What is expected
Retype each entry below, keeping every character the same.

* START *

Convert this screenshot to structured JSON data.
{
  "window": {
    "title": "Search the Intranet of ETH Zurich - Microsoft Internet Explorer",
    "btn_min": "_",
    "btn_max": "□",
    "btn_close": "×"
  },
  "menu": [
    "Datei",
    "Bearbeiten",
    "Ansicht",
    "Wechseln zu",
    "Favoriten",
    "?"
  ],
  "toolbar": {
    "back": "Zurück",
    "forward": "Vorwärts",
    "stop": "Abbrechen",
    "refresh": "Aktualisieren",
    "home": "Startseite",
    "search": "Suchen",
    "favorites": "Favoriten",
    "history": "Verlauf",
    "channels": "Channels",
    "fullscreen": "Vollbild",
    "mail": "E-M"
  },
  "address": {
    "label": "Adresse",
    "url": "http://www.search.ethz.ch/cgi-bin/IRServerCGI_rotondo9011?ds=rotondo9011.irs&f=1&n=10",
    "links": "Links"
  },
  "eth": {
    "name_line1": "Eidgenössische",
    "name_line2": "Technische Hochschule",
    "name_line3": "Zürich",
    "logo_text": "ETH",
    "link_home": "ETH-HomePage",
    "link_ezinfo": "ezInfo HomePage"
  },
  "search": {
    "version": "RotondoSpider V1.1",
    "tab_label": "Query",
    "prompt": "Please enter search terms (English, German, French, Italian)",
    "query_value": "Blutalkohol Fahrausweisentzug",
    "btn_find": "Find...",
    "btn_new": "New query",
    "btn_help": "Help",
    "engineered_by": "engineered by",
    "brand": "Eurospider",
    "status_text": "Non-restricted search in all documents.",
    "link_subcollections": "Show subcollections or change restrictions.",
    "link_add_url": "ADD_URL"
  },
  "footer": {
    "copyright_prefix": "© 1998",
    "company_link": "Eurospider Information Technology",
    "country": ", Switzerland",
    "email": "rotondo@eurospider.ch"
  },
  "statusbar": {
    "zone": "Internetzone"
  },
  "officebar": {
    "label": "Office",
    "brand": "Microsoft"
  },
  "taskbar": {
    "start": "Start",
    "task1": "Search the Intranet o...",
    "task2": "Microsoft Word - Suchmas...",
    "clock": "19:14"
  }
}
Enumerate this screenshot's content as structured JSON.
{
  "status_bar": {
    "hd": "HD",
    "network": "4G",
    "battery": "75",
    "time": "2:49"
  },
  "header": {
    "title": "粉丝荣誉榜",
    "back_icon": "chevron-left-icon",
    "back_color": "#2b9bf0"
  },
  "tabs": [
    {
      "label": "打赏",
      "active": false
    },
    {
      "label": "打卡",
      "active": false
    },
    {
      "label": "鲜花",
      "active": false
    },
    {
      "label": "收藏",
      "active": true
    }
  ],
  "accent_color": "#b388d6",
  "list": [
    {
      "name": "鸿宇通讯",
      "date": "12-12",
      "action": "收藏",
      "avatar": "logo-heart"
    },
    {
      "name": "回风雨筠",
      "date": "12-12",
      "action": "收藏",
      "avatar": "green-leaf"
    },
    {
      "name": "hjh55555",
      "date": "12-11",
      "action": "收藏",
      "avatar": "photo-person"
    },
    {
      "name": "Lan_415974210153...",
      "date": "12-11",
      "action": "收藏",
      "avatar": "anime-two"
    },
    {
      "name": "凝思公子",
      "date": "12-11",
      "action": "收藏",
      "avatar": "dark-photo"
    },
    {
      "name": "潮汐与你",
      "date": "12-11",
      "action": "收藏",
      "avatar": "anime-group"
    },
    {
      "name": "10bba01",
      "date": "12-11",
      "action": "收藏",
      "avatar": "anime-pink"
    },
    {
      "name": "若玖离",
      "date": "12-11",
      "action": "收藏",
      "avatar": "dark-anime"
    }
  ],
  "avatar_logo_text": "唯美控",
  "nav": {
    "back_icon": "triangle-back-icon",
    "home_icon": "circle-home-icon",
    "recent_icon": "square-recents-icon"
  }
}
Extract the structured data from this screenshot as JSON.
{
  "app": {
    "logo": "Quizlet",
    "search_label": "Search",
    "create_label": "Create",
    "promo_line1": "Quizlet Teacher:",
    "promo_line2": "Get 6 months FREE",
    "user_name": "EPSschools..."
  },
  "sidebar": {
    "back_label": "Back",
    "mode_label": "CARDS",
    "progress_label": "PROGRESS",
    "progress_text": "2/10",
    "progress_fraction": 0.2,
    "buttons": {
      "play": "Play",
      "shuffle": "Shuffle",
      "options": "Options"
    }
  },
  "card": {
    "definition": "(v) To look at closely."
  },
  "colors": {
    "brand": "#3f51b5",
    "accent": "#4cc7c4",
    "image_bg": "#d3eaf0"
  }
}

* END *

Exercise result
Convert this screenshot to structured JSON data.
{
  "window": {
    "title": "Search the Intranet of ETH Zurich - Microsoft Internet Explorer",
    "btn_min": "_",
    "btn_max": "□",
    "btn_close": "×"
  },
  "menu": [
    "Datei",
    "Bearbeiten",
    "Ansicht",
    "Wechseln zu",
    "Favoriten",
    "?"
  ],
  "toolbar": {
    "back": "Zurück",
    "forward": "Vorwärts",
    "stop": "Abbrechen",
    "refresh": "Aktualisieren",
    "home": "Startseite",
    "search": "Suchen",
    "favorites": "Favoriten",
    "history": "Verlauf",
    "channels": "Channels",
    "fullscreen": "Vollbild",
    "mail": "E-M"
  },
  "address": {
    "label": "Adresse",
    "url": "http://www.search.ethz.ch/cgi-bin/IRServerCGI_rotondo9011?ds=rotondo9011.irs&f=1&n=10",
    "links": "Links"
  },
  "eth": {
    "name_line1": "Eidgenössische",
    "name_line2": "Technische Hochschule",
    "name_line3": "Zürich",
    "logo_text": "ETH",
    "link_home": "ETH-HomePage",
    "link_ezinfo": "ezInfo HomePage"
  },
  "search": {
    "version": "RotondoSpider V1.1",
    "tab_label": "Query",
    "prompt": "Please enter search terms (English, German, French, Italian)",
    "query_value": "Blutalkohol Fahrausweisentzug",
    "btn_find": "Find...",
    "btn_new": "New query",
    "btn_help": "Help",
    "engineered_by": "engineered by",
    "brand": "Eurospider",
    "status_text": "Non-restricted search in all documents.",
    "link_subcollections": "Show subcollections or change restrictions.",
    "link_add_url": "ADD_URL"
  },
  "footer": {
    "copyright_prefix": "© 1998",
    "company_link": "Eurospider Information Technology",
    "country": ", Switzerland",
    "email": "rotondo@eurospider.ch"
  },
  "statusbar": {
    "zone": "Internetzone"
  },
  "officebar": {
    "label": "Office",
    "brand": "Microsoft"
  },
  "taskbar": {
    "start": "Start",
    "task1": "Search the Intranet o...",
    "task2": "Microsoft Word - Suchmas...",
    "clock": "19:14"
  }
}
Enumerate this screenshot's content as structured JSON.
{
  "status_bar": {
    "hd": "HD",
    "network": "4G",
    "battery": "75",
    "time": "2:49"
  },
  "header": {
    "title": "粉丝荣誉榜",
    "back_icon": "chevron-left-icon",
    "back_color": "#2b9bf0"
  },
  "tabs": [
    {
      "label": "打赏",
      "active": false
    },
    {
      "label": "打卡",
      "active": false
    },
    {
      "label": "鲜花",
      "active": false
    },
    {
      "label": "收藏",
      "active": true
    }
  ],
  "accent_color": "#b388d6",
  "list": [
    {
      "name": "鸿宇通讯",
      "date": "12-12",
      "action": "收藏",
      "avatar": "logo-heart"
    },
    {
      "name": "回风雨筠",
      "date": "12-12",
      "action": "收藏",
      "avatar": "green-leaf"
    },
    {
      "name": "hjh55555",
      "date": "12-11",
      "action": "收藏",
      "avatar": "photo-person"
    },
    {
      "name": "Lan_415974210153...",
      "date": "12-11",
      "action": "收藏",
      "avatar": "anime-two"
    },
    {
      "name": "凝思公子",
      "date": "12-11",
      "action": "收藏",
      "avatar": "dark-photo"
    },
    {
      "name": "潮汐与你",
      "date": "12-11",
      "action": "收藏",
      "avatar": "anime-group"
    },
    {
      "name": "10bba01",
      "date": "12-11",
      "action": "收藏",
      "avatar": "anime-pink"
    },
    {
      "name": "若玖离",
      "date": "12-11",
      "action": "收藏",
      "avatar": "dark-anime"
    }
  ],
  "avatar_logo_text": "唯美控",
  "nav": {
    "back_icon": "triangle-back-icon",
    "home_icon": "circle-home-icon",
    "recent_icon": "square-recents-icon"
  }
}
Extract the structured data from this screenshot as JSON.
{
  "app": {
    "logo": "Quizlet",
    "search_label": "Search",
    "create_label": "Create",
    "promo_line1": "Quizlet Teacher:",
    "promo_line2": "Get 6 months FREE",
    "user_name": "EPSschools..."
  },
  "sidebar": {
    "back_label": "Back",
    "mode_label": "CARDS",
    "progress_label": "PROGRESS",
    "progress_text": "2/10",
    "progress_fraction": 0.2,
    "buttons": {
      "play": "Play",
      "shuffle": "Shuffle",
      "options": "Options"
    }
  },
  "card": {
    "definition": "(v) To look at closely."
  },
  "colors": {
    "brand": "#3f51b5",
    "accent": "#4cc7c4",
    "image_bg": "#d3eaf0"
  }
}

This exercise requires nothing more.